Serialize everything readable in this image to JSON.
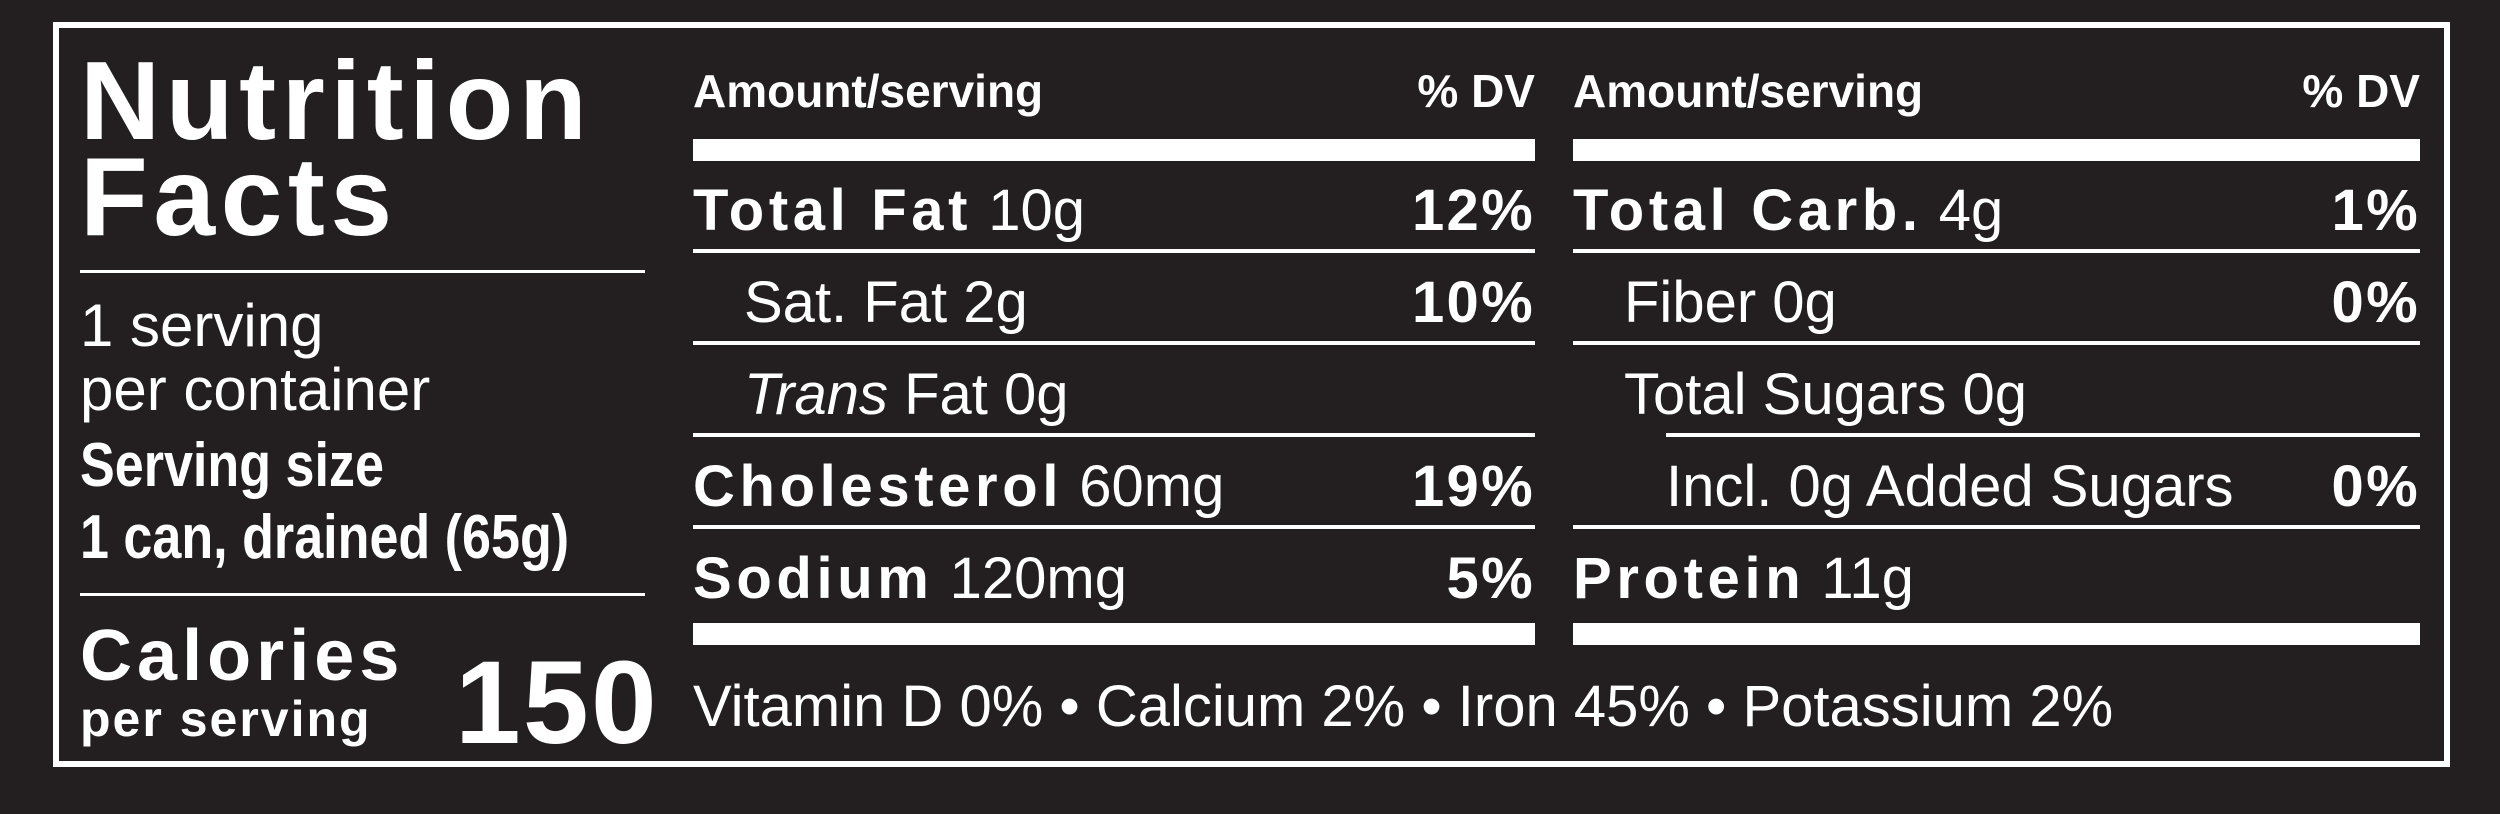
{
  "title": {
    "line1": "Nutrition",
    "line2": "Facts"
  },
  "servings": {
    "line1": "1 serving",
    "line2": "per container"
  },
  "serving_size": {
    "label": "Serving size",
    "value": "1 can, drained (65g)"
  },
  "calories": {
    "label": "Calories",
    "sub": "per serving",
    "value": "150"
  },
  "left_table": {
    "header_amount": "Amount/serving",
    "header_dv": "% DV",
    "rows": [
      {
        "name": "Total Fat",
        "amount": "10g",
        "dv": "12%"
      },
      {
        "name": "Sat. Fat 2g",
        "dv": "10%"
      },
      {
        "italic": "Trans",
        "name": "Fat 0g",
        "dv": ""
      },
      {
        "name": "Cholesterol",
        "amount": "60mg",
        "dv": "19%"
      },
      {
        "name": "Sodium",
        "amount": "120mg",
        "dv": "5%"
      }
    ]
  },
  "right_table": {
    "header_amount": "Amount/serving",
    "header_dv": "% DV",
    "rows": [
      {
        "name": "Total Carb.",
        "amount": "4g",
        "dv": "1%"
      },
      {
        "name": "Fiber 0g",
        "dv": "0%"
      },
      {
        "name": "Total Sugars 0g",
        "dv": ""
      },
      {
        "name": "Incl. 0g Added Sugars",
        "dv": "0%"
      },
      {
        "name": "Protein",
        "amount": "11g",
        "dv": ""
      }
    ]
  },
  "vitamins": "Vitamin D 0% • Calcium 2% • Iron 45% • Potassium 2%",
  "colors": {
    "background": "#231f20",
    "foreground": "#ffffff"
  }
}
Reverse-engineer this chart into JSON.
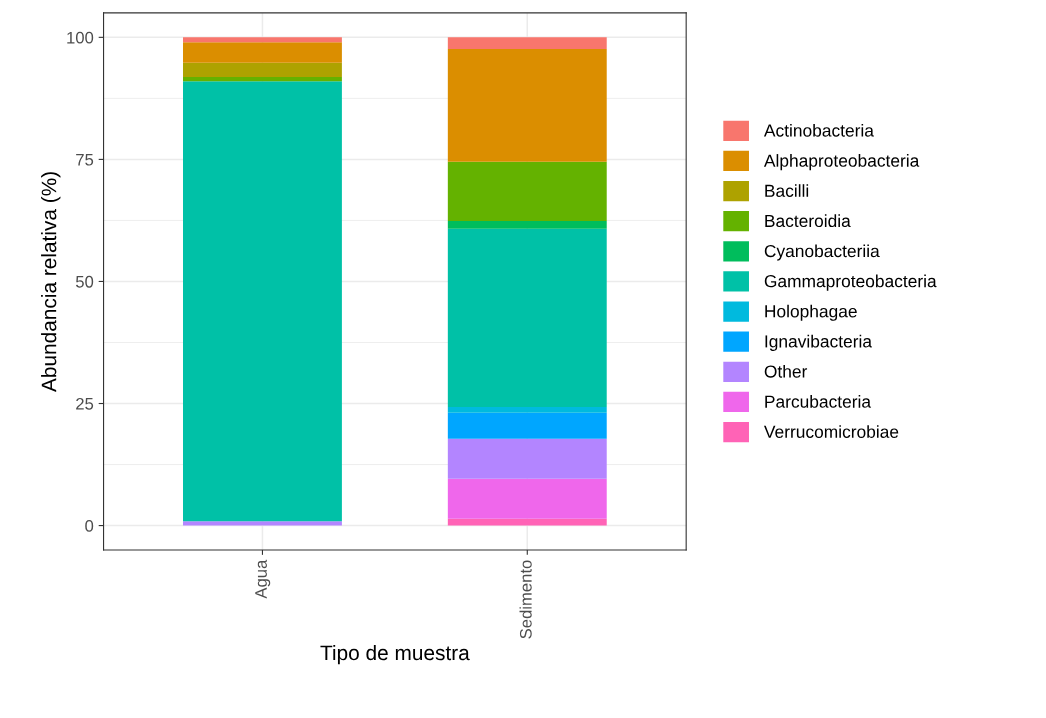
{
  "chart_data": {
    "type": "bar",
    "stacked": true,
    "xlabel": "Tipo de muestra",
    "ylabel": "Abundancia relativa (%)",
    "categories": [
      "Agua",
      "Sedimento"
    ],
    "series": [
      {
        "name": "Verrucomicrobiae",
        "color": "#ff63b6",
        "values": [
          0,
          1.4
        ]
      },
      {
        "name": "Parcubacteria",
        "color": "#ef67eb",
        "values": [
          0,
          8.2
        ]
      },
      {
        "name": "Other",
        "color": "#b385ff",
        "values": [
          0.9,
          8.2
        ]
      },
      {
        "name": "Ignavibacteria",
        "color": "#00a6ff",
        "values": [
          0,
          5.3
        ]
      },
      {
        "name": "Holophagae",
        "color": "#00bade",
        "values": [
          0,
          1.2
        ]
      },
      {
        "name": "Gammaproteobacteria",
        "color": "#00c1a7",
        "values": [
          90.1,
          36.5
        ]
      },
      {
        "name": "Cyanobacteriia",
        "color": "#00bd5c",
        "values": [
          0,
          1.6
        ]
      },
      {
        "name": "Bacteroidia",
        "color": "#64b200",
        "values": [
          0.9,
          12.1
        ]
      },
      {
        "name": "Bacilli",
        "color": "#aea200",
        "values": [
          2.9,
          0
        ]
      },
      {
        "name": "Alphaproteobacteria",
        "color": "#db8e00",
        "values": [
          4.2,
          23.1
        ]
      },
      {
        "name": "Actinobacteria",
        "color": "#f8766d",
        "values": [
          1.0,
          2.4
        ]
      }
    ],
    "ylim": [
      -5,
      105
    ],
    "yticks": [
      0,
      25,
      50,
      75,
      100
    ],
    "grid": true,
    "legend": "right"
  }
}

GOAL OF THE EXERCISE » Return every entry from the listing above exactly as it stands, leaving out any picture.

RESULT BELOW »
Serialize everything readable in this image to JSON.
{
  "title": {
    "line1": "Nutrition",
    "line2": "Facts"
  },
  "servings": {
    "line1": "1 serving",
    "line2": "per container"
  },
  "serving_size": {
    "label": "Serving size",
    "value": "1 can, drained (65g)"
  },
  "calories": {
    "label": "Calories",
    "sub": "per serving",
    "value": "150"
  },
  "left_table": {
    "header_amount": "Amount/serving",
    "header_dv": "% DV",
    "rows": [
      {
        "name": "Total Fat",
        "amount": "10g",
        "dv": "12%"
      },
      {
        "name": "Sat. Fat 2g",
        "dv": "10%"
      },
      {
        "italic": "Trans",
        "name": "Fat 0g",
        "dv": ""
      },
      {
        "name": "Cholesterol",
        "amount": "60mg",
        "dv": "19%"
      },
      {
        "name": "Sodium",
        "amount": "120mg",
        "dv": "5%"
      }
    ]
  },
  "right_table": {
    "header_amount": "Amount/serving",
    "header_dv": "% DV",
    "rows": [
      {
        "name": "Total Carb.",
        "amount": "4g",
        "dv": "1%"
      },
      {
        "name": "Fiber 0g",
        "dv": "0%"
      },
      {
        "name": "Total Sugars 0g",
        "dv": ""
      },
      {
        "name": "Incl. 0g Added Sugars",
        "dv": "0%"
      },
      {
        "name": "Protein",
        "amount": "11g",
        "dv": ""
      }
    ]
  },
  "vitamins": "Vitamin D 0% • Calcium 2% • Iron 45% • Potassium 2%",
  "colors": {
    "background": "#231f20",
    "foreground": "#ffffff"
  }
}
Reverse-engineer this chart into JSON.
{
  "chart_data": {
    "type": "bar",
    "stacked": true,
    "xlabel": "Tipo de muestra",
    "ylabel": "Abundancia relativa (%)",
    "categories": [
      "Agua",
      "Sedimento"
    ],
    "series": [
      {
        "name": "Verrucomicrobiae",
        "color": "#ff63b6",
        "values": [
          0,
          1.4
        ]
      },
      {
        "name": "Parcubacteria",
        "color": "#ef67eb",
        "values": [
          0,
          8.2
        ]
      },
      {
        "name": "Other",
        "color": "#b385ff",
        "values": [
          0.9,
          8.2
        ]
      },
      {
        "name": "Ignavibacteria",
        "color": "#00a6ff",
        "values": [
          0,
          5.3
        ]
      },
      {
        "name": "Holophagae",
        "color": "#00bade",
        "values": [
          0,
          1.2
        ]
      },
      {
        "name": "Gammaproteobacteria",
        "color": "#00c1a7",
        "values": [
          90.1,
          36.5
        ]
      },
      {
        "name": "Cyanobacteriia",
        "color": "#00bd5c",
        "values": [
          0,
          1.6
        ]
      },
      {
        "name": "Bacteroidia",
        "color": "#64b200",
        "values": [
          0.9,
          12.1
        ]
      },
      {
        "name": "Bacilli",
        "color": "#aea200",
        "values": [
          2.9,
          0
        ]
      },
      {
        "name": "Alphaproteobacteria",
        "color": "#db8e00",
        "values": [
          4.2,
          23.1
        ]
      },
      {
        "name": "Actinobacteria",
        "color": "#f8766d",
        "values": [
          1.0,
          2.4
        ]
      }
    ],
    "ylim": [
      -5,
      105
    ],
    "yticks": [
      0,
      25,
      50,
      75,
      100
    ],
    "grid": true,
    "legend": "right"
  }
}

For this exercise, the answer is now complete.